• [EXERCISE GOAL]
Please pull out every line that includes the string "Surface".
#### EXCERPTED DATA
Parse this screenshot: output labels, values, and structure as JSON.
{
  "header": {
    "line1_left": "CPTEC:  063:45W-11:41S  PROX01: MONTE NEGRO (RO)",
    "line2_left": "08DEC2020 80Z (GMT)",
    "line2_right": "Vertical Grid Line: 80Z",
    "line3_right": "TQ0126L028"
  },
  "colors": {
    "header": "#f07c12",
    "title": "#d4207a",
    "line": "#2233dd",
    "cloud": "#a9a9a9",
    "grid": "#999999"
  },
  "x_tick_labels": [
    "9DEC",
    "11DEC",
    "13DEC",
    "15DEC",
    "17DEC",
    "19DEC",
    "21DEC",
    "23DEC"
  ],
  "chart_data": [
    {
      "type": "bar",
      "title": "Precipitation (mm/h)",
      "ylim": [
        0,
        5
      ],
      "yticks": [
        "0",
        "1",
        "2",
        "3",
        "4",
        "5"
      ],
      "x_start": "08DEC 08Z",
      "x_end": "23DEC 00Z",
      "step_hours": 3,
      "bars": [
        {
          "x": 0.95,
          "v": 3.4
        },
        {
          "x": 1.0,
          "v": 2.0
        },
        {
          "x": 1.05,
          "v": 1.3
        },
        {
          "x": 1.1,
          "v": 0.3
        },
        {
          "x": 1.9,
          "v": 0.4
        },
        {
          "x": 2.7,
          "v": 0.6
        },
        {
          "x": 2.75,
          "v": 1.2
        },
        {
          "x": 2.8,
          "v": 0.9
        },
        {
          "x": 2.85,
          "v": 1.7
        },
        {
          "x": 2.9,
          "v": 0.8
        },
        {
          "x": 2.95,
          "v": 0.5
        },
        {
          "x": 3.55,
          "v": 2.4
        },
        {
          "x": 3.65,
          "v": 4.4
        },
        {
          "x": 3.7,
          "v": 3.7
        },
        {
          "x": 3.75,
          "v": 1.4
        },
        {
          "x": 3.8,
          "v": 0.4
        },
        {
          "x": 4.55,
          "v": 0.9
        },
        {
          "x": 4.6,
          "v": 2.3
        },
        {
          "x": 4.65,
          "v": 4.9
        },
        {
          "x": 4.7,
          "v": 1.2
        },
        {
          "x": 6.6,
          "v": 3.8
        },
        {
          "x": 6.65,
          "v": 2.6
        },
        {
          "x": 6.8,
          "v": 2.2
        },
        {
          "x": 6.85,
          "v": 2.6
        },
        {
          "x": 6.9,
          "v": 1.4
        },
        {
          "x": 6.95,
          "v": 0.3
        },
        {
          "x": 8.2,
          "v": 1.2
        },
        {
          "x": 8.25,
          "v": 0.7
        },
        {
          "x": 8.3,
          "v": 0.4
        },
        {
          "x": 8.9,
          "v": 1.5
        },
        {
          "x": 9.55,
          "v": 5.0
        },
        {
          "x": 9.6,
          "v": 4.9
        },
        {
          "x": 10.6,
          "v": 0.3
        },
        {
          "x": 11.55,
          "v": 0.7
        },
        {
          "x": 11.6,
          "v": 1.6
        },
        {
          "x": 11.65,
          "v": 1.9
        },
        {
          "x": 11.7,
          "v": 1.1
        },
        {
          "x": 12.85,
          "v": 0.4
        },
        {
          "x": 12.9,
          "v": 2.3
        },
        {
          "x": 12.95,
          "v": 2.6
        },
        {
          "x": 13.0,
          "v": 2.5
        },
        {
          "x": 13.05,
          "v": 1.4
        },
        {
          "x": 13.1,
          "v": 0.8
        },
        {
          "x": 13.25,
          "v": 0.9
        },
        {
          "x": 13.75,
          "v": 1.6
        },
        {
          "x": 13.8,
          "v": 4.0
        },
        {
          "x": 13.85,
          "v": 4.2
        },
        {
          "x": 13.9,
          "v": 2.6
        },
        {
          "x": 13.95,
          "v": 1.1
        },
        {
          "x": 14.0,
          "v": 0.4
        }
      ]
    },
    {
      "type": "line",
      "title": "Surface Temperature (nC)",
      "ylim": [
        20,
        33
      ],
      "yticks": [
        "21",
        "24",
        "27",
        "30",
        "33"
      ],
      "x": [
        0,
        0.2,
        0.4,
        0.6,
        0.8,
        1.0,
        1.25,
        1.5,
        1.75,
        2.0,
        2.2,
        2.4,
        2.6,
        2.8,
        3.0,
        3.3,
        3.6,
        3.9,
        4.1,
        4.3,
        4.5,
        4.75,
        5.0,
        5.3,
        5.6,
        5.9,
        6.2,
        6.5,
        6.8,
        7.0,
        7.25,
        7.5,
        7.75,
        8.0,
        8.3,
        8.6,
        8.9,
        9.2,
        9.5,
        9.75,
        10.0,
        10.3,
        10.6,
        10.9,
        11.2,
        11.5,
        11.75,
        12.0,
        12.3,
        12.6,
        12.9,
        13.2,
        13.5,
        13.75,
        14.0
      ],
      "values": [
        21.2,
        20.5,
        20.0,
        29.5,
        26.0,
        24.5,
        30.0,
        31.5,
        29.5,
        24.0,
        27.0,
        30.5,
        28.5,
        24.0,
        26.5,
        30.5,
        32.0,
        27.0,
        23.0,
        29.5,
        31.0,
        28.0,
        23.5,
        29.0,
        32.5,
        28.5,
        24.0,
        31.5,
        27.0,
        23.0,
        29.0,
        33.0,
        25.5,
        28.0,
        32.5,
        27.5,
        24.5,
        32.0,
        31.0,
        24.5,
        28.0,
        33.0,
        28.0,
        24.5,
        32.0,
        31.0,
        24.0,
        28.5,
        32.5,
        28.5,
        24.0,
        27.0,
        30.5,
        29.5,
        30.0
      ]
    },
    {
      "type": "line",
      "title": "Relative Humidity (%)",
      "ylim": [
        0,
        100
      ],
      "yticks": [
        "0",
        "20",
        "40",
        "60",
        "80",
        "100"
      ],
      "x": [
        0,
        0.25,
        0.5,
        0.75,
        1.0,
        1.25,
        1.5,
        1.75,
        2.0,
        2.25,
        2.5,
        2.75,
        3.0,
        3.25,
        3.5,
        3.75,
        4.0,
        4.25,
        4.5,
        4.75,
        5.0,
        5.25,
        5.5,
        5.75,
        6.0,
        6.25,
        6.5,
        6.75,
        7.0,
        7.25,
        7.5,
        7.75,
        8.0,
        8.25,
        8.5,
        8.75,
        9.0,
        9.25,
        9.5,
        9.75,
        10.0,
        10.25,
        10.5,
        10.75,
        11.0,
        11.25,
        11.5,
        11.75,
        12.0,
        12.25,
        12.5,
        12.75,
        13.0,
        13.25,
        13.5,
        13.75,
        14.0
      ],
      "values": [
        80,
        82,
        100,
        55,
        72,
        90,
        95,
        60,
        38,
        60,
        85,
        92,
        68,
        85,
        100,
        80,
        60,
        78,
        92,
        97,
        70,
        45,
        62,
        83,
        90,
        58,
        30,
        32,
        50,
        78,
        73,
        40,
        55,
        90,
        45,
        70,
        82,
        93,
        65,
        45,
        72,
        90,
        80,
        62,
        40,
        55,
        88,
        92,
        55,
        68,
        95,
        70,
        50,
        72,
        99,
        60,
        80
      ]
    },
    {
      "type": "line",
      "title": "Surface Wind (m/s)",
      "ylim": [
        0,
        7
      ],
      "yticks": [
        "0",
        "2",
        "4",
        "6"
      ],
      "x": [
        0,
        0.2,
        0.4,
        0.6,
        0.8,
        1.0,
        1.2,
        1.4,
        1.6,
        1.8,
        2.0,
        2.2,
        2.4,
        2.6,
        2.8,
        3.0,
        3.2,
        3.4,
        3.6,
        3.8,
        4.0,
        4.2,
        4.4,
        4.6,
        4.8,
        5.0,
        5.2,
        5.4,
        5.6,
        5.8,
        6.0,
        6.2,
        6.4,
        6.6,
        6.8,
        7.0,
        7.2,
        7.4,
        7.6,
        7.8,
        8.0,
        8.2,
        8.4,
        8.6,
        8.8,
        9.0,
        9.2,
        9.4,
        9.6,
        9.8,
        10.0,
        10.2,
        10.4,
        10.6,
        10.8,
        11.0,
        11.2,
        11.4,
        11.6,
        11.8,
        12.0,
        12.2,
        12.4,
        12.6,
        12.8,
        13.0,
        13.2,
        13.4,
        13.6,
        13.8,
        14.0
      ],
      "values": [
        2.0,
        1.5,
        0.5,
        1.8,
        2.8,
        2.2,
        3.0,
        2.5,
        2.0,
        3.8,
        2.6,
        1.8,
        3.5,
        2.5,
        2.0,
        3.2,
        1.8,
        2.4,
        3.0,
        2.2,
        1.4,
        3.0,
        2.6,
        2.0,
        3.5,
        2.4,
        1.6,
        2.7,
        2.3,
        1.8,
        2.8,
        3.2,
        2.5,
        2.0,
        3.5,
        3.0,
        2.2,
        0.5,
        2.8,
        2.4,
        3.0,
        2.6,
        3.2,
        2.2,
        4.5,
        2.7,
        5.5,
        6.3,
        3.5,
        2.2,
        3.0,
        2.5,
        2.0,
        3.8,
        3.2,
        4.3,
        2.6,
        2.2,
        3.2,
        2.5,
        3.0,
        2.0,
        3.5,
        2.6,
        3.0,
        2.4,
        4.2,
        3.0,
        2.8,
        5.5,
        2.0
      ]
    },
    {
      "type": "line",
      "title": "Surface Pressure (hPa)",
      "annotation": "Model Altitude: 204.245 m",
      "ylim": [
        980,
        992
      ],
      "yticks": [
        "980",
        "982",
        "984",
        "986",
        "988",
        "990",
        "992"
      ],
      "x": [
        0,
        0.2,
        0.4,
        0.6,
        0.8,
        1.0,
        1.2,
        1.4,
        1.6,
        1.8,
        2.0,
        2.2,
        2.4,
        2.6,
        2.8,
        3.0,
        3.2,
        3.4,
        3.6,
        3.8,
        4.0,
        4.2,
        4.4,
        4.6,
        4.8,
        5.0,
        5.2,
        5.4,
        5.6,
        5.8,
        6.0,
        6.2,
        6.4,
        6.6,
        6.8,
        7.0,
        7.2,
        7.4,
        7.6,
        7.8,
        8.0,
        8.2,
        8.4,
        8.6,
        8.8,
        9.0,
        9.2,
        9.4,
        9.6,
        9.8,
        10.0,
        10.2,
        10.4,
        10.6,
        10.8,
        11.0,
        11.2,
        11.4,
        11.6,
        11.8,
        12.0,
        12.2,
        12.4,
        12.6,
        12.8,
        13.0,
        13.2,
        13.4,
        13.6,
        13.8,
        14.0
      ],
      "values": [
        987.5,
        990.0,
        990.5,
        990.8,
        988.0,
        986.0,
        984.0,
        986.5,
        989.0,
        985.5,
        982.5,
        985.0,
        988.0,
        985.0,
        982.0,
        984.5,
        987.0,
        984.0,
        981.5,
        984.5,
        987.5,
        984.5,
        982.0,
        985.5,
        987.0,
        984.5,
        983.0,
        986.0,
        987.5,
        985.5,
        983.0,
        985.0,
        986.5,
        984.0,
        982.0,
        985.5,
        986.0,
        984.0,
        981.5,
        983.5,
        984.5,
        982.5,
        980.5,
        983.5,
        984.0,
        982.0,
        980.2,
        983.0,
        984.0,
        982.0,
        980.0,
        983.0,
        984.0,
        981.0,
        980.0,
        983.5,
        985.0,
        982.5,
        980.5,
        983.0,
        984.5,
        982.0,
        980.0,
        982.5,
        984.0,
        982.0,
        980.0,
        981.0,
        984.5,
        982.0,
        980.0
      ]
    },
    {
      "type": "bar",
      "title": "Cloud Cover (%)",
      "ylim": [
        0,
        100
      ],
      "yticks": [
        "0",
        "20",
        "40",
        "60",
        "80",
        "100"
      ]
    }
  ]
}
########
• [TASK SOLUTION]
      "title": "Surface Temperature (nC)",
      "title": "Surface Wind (m/s)",
      "title": "Surface Pressure (hPa)",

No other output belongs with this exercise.